However, these external ‘props’ in our lives do not seem to solve the underlying problem. We go on waging war in the battlefield of our souls and waging war with ‘others’, often leading to full-scale war between peoples and nations. Fear feeds fear, resentment feeds resentment, bitterness feeds bitterness. Often, we despair of any solution to the problems that beset us. Governments, despite that they might have benevolent motivations and intentions, do not seem to be able to solve these overwhelming issues. What then can be the solution?
In spite of all comforts and conveniences, people today are unable to experience peace because they are filled with evil thoughts. One will be filled with fear and anxiety when a snake enters one’s house. Such being the case, how can one attain peace when the venomous snakes of attachment and hatred have entered the heart? It is impossible to attain permanent peace as long as one does not give up attachment and hatred. Sathya Sai
We have let the ‘snakes’ into our house and we are living in ‘terror’. There are many snakes that can become ‘pestilent’ within our minds. Vedanta talks of the six enemies of spiritual life. These are designated thus:
kaama (lust, craze, desire)
krodha (anger, hatred)
lobha (greed, miserliness, narrow-minded)
moha (delusory emotional attachment)
mada (arrogance, pride, stubborn mindedness)
maatsarya (envy, jealousy, show or vanity)

Aim 1 → Reproduce the passage on inner peace, starting with "lobha (greed, miserliness, narrow-minded)" and going on through "show or vanity)".
Aim 2 → In the passage on inner peace, which of the six enemies is glossed as anger and hatred?
Aim 3 → Continue the passage on inner peace from the point where it stops.
The lines that come next are drawn from a separate source.

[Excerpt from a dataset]
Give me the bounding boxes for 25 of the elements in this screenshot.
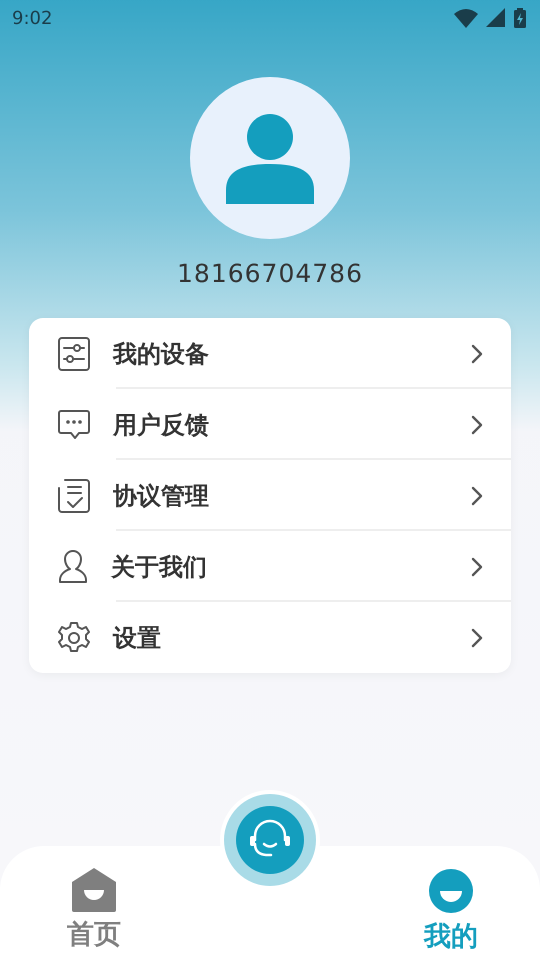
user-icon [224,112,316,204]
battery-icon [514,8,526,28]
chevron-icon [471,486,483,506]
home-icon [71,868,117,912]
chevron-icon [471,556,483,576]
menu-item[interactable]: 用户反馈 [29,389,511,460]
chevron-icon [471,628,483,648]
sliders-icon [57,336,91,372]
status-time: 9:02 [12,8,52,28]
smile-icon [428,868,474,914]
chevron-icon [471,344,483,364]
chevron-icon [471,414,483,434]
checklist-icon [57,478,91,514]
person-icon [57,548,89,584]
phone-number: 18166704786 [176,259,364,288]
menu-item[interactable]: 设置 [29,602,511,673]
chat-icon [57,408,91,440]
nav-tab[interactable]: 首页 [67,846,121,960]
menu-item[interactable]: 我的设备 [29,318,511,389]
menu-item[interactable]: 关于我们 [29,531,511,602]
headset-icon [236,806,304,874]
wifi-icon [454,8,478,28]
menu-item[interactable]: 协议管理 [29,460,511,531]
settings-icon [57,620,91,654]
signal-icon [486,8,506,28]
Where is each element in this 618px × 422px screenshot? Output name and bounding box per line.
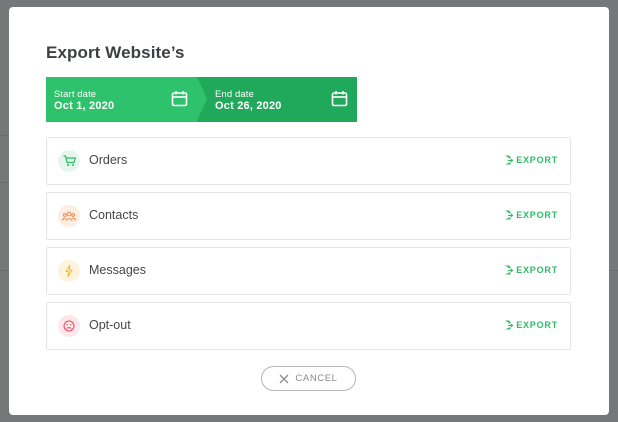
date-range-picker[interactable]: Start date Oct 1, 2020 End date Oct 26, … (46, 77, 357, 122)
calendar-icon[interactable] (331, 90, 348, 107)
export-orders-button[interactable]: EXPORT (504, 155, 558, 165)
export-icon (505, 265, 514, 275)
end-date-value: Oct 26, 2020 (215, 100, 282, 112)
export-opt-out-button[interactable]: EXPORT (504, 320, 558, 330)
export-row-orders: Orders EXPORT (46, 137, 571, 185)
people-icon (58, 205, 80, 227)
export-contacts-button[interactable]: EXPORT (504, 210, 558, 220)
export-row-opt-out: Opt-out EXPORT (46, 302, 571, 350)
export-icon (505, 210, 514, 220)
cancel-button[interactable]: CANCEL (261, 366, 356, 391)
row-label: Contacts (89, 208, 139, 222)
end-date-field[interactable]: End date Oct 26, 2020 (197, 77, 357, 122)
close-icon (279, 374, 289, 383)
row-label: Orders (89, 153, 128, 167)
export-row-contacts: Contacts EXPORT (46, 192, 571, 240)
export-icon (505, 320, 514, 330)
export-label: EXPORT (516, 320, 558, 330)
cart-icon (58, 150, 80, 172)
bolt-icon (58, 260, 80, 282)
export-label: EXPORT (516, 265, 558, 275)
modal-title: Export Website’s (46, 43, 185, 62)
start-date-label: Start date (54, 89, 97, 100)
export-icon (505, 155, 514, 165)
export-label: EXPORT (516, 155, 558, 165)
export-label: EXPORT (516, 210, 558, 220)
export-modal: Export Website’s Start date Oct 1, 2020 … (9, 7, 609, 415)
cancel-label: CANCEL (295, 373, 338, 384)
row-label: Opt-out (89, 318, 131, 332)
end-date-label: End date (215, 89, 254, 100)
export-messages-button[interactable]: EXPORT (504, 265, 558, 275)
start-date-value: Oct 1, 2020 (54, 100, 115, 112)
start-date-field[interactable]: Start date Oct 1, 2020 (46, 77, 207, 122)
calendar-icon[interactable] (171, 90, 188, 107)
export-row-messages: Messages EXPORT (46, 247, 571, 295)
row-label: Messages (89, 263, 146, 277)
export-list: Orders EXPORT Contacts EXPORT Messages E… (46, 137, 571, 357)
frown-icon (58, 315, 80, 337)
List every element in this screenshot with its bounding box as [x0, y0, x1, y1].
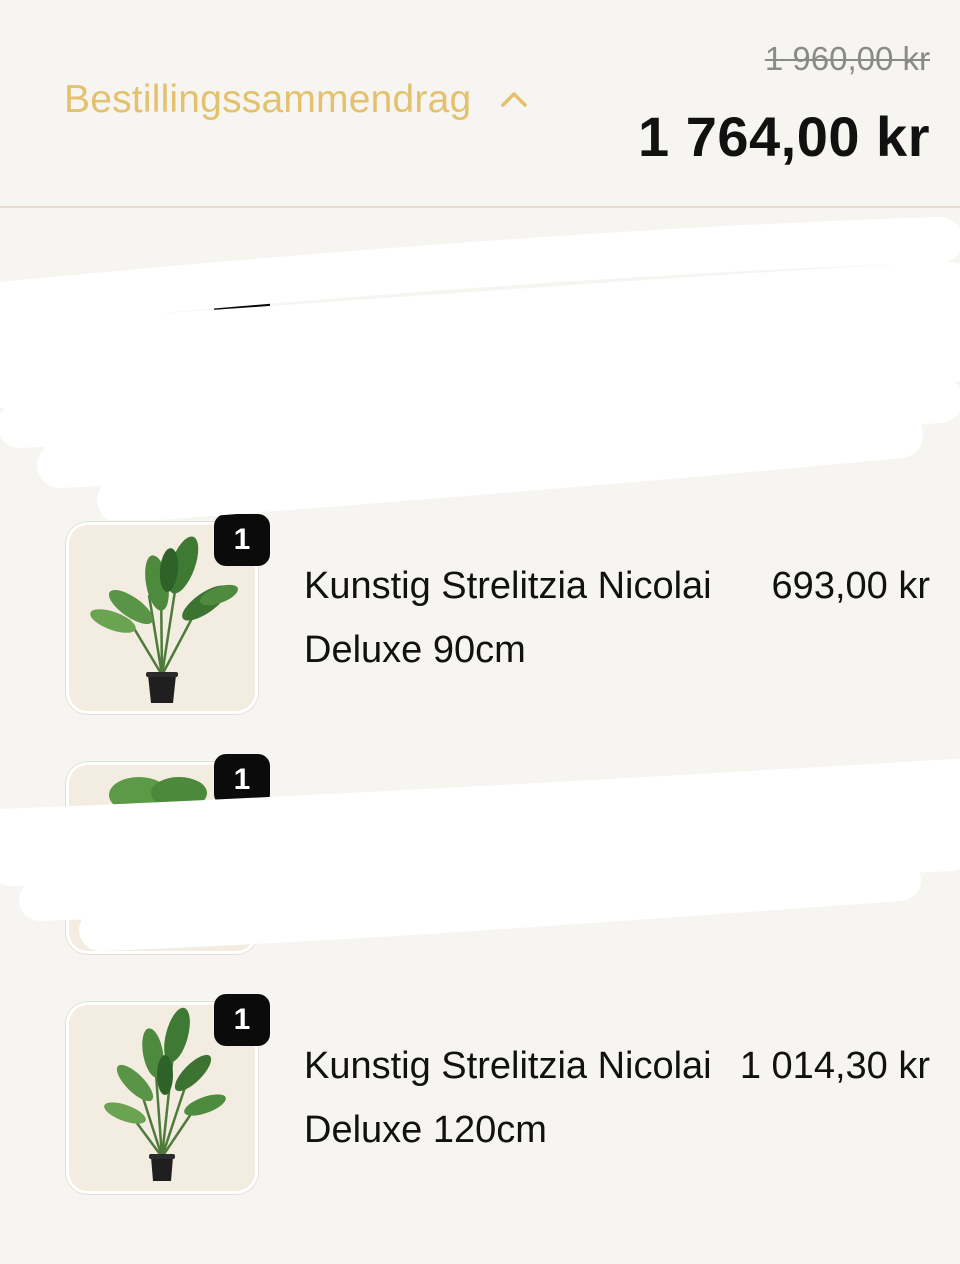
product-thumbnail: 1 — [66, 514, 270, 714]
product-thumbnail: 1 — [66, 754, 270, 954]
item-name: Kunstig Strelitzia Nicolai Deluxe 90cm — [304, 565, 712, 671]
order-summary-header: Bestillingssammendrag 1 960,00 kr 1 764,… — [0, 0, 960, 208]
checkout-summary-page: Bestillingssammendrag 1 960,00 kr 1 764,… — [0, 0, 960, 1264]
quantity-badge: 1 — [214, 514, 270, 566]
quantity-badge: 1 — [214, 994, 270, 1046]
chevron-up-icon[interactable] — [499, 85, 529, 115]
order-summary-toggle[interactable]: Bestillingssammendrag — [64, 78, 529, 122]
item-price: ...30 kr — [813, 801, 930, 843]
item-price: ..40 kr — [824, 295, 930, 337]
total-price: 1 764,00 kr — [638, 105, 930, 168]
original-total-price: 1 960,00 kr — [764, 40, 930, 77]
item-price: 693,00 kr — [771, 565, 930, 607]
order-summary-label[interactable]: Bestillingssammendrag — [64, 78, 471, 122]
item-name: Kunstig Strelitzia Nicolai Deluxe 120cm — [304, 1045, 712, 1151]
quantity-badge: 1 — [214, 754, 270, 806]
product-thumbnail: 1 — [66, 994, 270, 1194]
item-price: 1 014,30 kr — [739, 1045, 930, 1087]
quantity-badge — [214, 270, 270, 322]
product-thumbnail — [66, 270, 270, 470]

Result 1 →
lobha (greed, miserliness, narrow-minded)
moha (delusory emotional attachment)
mada (arrogance, pride, stubborn mindedness)
maatsarya (envy, jealousy, show or vanity)

Result 2 → Krodha.

Result 3 →
We are all subject these influences as long as we are in a body. How then is it possible to attain the supreme peace (Prashanti)? All of these six enemies exist within the illusion of separateness.
Kaama: Desire arises because we are drawn to possess something outside of ourselves. However, desire is never satisfied and only feeds more desire. We are drawn into a cycle that allows no peace to enter the mind as we become preoccupied with the object of our desire. What if we were to desire to free ourselves from desire. This the ‘thorn’ that is used to remove the thorn of all other desires. Ultimately, this desire for liberation must also be surrendered, for Self-realisation is not something to be attained, but spontaneously arises from our own beingness. Peace is the key and Love the outcome.
Krodha: Anger arises from thwarted desire. Even the so called ‘righteous anger’ arises because we wish circumstances would be different and we direct such anger at ‘others’. Truly, there is no ‘other’ to be angry with, for all are reflections of the One. Anger is the supreme enemy of inner peace. When we get angry, we become taken over by a fire that consumes any vestige of peace we may have had prior to our rage. The only answer to the flames of anger is to dive deep into the cooling waters of the Heart, to the Peace within.
Lobha: Greed is a force that wishes to keep everything for oneself. It fosters a sense of ‘having this for me’. In truth, there is only so much we need, any more is only greed. Greed denotes a sense of dissatisfaction with what we already have. Our inner lives can be rich beyond compare, for we can be content (peaceful) with the life we have and not focused on possessions.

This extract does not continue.